>> start STORED RECORDS

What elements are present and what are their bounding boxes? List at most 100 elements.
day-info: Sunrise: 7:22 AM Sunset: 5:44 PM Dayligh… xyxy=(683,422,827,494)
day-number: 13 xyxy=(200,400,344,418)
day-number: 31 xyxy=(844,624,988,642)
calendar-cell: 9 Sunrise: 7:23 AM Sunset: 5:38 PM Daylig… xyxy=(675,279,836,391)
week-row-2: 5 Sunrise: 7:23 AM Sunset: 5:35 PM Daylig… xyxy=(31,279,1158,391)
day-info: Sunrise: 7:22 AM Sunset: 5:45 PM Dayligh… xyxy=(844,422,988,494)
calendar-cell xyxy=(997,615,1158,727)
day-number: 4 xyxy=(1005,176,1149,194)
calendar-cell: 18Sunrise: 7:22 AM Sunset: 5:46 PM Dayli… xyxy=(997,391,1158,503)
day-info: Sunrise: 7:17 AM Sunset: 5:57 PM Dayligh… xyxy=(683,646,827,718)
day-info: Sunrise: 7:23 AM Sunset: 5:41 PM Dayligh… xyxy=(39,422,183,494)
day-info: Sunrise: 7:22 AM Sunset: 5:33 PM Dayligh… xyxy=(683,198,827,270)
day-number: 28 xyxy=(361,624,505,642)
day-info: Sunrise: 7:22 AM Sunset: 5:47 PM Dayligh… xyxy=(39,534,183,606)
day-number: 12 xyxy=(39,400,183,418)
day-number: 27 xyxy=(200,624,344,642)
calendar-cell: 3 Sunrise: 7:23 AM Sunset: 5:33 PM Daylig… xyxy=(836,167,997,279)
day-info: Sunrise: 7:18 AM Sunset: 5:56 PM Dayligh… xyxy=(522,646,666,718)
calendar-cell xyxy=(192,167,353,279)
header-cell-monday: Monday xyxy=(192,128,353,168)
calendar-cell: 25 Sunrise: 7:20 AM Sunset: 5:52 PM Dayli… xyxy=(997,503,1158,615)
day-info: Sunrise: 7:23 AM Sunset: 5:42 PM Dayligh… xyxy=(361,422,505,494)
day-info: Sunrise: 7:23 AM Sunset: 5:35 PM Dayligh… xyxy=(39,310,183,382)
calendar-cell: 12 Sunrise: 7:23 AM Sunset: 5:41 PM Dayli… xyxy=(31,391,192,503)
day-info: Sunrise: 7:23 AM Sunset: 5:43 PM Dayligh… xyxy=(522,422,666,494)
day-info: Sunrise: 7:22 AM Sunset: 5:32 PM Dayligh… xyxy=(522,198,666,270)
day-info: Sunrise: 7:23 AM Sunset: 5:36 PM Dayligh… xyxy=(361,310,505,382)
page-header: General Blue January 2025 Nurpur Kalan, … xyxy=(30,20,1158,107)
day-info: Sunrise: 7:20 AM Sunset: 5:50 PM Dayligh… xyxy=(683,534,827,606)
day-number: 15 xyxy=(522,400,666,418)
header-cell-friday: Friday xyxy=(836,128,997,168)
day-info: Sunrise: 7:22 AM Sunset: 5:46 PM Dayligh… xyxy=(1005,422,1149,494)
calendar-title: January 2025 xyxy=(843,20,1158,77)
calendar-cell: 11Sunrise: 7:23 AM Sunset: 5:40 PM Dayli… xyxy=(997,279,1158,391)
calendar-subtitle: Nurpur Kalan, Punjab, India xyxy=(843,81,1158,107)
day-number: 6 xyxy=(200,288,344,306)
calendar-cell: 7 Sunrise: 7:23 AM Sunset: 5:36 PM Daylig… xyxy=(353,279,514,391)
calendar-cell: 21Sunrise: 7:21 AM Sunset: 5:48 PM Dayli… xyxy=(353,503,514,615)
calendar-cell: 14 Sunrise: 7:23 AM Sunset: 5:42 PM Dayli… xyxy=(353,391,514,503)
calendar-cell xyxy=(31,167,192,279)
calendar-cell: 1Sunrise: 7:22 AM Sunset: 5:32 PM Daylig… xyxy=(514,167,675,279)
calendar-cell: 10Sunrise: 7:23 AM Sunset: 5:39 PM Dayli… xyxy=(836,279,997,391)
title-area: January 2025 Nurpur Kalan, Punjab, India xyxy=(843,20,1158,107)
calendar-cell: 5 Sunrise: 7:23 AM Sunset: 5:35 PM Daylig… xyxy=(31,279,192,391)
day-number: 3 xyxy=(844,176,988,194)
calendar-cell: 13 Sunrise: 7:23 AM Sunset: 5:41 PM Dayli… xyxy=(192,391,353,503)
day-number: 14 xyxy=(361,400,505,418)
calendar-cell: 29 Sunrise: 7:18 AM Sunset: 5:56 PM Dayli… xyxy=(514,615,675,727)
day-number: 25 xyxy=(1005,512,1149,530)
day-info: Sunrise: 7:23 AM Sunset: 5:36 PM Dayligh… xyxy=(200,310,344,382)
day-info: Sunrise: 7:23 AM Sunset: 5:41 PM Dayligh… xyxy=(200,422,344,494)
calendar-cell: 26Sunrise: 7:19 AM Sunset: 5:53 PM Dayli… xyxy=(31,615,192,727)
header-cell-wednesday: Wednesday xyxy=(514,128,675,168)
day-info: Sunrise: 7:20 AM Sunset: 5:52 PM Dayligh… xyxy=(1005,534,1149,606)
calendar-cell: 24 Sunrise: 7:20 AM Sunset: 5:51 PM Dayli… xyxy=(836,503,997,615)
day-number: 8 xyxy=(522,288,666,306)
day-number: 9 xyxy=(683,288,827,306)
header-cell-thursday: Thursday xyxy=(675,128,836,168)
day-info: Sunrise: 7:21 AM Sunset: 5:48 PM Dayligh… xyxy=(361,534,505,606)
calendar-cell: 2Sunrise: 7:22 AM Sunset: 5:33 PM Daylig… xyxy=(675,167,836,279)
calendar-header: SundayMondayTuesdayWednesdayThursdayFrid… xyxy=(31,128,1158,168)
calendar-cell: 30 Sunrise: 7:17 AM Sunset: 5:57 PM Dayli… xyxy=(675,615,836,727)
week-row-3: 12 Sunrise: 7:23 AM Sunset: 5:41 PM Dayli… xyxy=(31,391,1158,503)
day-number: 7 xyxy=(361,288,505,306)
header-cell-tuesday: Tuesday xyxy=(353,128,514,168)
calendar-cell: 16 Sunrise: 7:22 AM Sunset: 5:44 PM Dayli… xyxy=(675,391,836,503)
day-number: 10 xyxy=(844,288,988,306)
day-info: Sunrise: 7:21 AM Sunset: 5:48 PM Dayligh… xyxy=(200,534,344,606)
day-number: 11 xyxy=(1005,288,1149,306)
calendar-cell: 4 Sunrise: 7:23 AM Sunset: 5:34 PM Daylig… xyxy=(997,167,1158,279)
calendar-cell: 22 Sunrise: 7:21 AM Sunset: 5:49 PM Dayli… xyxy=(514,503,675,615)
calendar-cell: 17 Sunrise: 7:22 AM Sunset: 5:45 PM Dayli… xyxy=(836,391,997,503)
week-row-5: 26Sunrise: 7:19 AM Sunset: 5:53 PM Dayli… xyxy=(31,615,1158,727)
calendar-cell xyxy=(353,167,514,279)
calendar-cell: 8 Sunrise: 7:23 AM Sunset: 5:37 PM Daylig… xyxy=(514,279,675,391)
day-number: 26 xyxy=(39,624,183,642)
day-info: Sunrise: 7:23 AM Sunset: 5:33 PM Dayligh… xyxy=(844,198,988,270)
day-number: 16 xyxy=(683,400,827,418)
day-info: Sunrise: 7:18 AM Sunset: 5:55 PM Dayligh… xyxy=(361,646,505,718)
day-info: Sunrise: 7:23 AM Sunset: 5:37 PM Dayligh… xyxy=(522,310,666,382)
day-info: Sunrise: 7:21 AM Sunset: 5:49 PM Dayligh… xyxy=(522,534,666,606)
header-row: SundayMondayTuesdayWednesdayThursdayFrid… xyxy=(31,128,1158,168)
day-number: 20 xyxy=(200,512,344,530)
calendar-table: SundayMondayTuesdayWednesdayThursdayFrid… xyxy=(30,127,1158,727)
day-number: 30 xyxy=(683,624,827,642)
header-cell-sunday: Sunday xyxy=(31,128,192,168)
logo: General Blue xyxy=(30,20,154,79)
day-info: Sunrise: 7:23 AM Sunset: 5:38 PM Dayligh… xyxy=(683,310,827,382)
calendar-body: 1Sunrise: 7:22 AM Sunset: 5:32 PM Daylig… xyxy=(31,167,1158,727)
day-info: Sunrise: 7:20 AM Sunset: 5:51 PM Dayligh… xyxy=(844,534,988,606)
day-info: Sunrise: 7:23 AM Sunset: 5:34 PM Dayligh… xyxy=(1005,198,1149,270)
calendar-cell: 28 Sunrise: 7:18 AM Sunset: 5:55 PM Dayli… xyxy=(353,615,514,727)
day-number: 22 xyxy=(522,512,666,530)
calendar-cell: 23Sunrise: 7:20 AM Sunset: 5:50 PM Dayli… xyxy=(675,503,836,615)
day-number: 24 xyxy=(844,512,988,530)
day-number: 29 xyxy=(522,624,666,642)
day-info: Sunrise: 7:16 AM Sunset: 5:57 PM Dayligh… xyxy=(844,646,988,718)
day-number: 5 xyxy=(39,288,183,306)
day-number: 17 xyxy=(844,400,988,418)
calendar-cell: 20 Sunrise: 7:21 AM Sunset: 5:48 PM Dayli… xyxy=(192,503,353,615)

>> end STORED RECORDS

Copy the records from the first line up to and including the line with "day-number: 6 xyxy=(200,288,344,306)", swapping every "Sunset" for "Dusk" and leaving all else unchanged. Give only those lines.

What elements are present and what are their bounding boxes? List at most 100 elements.
day-info: Sunrise: 7:22 AM Dusk: 5:44 PM Dayligh… xyxy=(683,422,827,494)
day-number: 13 xyxy=(200,400,344,418)
day-number: 31 xyxy=(844,624,988,642)
calendar-cell: 9 Sunrise: 7:23 AM Dusk: 5:38 PM Daylig… xyxy=(675,279,836,391)
week-row-2: 5 Sunrise: 7:23 AM Dusk: 5:35 PM Daylig… xyxy=(31,279,1158,391)
day-info: Sunrise: 7:22 AM Dusk: 5:45 PM Dayligh… xyxy=(844,422,988,494)
calendar-cell xyxy=(997,615,1158,727)
day-number: 4 xyxy=(1005,176,1149,194)
calendar-cell: 18Sunrise: 7:22 AM Dusk: 5:46 PM Dayli… xyxy=(997,391,1158,503)
day-info: Sunrise: 7:17 AM Dusk: 5:57 PM Dayligh… xyxy=(683,646,827,718)
day-info: Sunrise: 7:23 AM Dusk: 5:41 PM Dayligh… xyxy=(39,422,183,494)
day-info: Sunrise: 7:22 AM Dusk: 5:33 PM Dayligh… xyxy=(683,198,827,270)
day-number: 28 xyxy=(361,624,505,642)
day-info: Sunrise: 7:22 AM Dusk: 5:47 PM Dayligh… xyxy=(39,534,183,606)
day-number: 12 xyxy=(39,400,183,418)
day-number: 27 xyxy=(200,624,344,642)
calendar-cell: 3 Sunrise: 7:23 AM Dusk: 5:33 PM Daylig… xyxy=(836,167,997,279)
day-info: Sunrise: 7:18 AM Dusk: 5:56 PM Dayligh… xyxy=(522,646,666,718)
calendar-cell xyxy=(192,167,353,279)
header-cell-monday: Monday xyxy=(192,128,353,168)
calendar-cell: 25 Sunrise: 7:20 AM Dusk: 5:52 PM Dayli… xyxy=(997,503,1158,615)
day-info: Sunrise: 7:23 AM Dusk: 5:42 PM Dayligh… xyxy=(361,422,505,494)
day-info: Sunrise: 7:23 AM Dusk: 5:35 PM Dayligh… xyxy=(39,310,183,382)
calendar-cell: 12 Sunrise: 7:23 AM Dusk: 5:41 PM Dayli… xyxy=(31,391,192,503)
day-info: Sunrise: 7:23 AM Dusk: 5:43 PM Dayligh… xyxy=(522,422,666,494)
day-info: Sunrise: 7:22 AM Dusk: 5:32 PM Dayligh… xyxy=(522,198,666,270)
day-info: Sunrise: 7:23 AM Dusk: 5:36 PM Dayligh… xyxy=(361,310,505,382)
page-header: General Blue January 2025 Nurpur Kalan, … xyxy=(30,20,1158,107)
day-info: Sunrise: 7:20 AM Dusk: 5:50 PM Dayligh… xyxy=(683,534,827,606)
day-number: 15 xyxy=(522,400,666,418)
header-cell-friday: Friday xyxy=(836,128,997,168)
day-info: Sunrise: 7:22 AM Dusk: 5:46 PM Dayligh… xyxy=(1005,422,1149,494)
calendar-title: January 2025 xyxy=(843,20,1158,77)
calendar-cell: 11Sunrise: 7:23 AM Dusk: 5:40 PM Dayli… xyxy=(997,279,1158,391)
calendar-subtitle: Nurpur Kalan, Punjab, India xyxy=(843,81,1158,107)
day-number: 6 xyxy=(200,288,344,306)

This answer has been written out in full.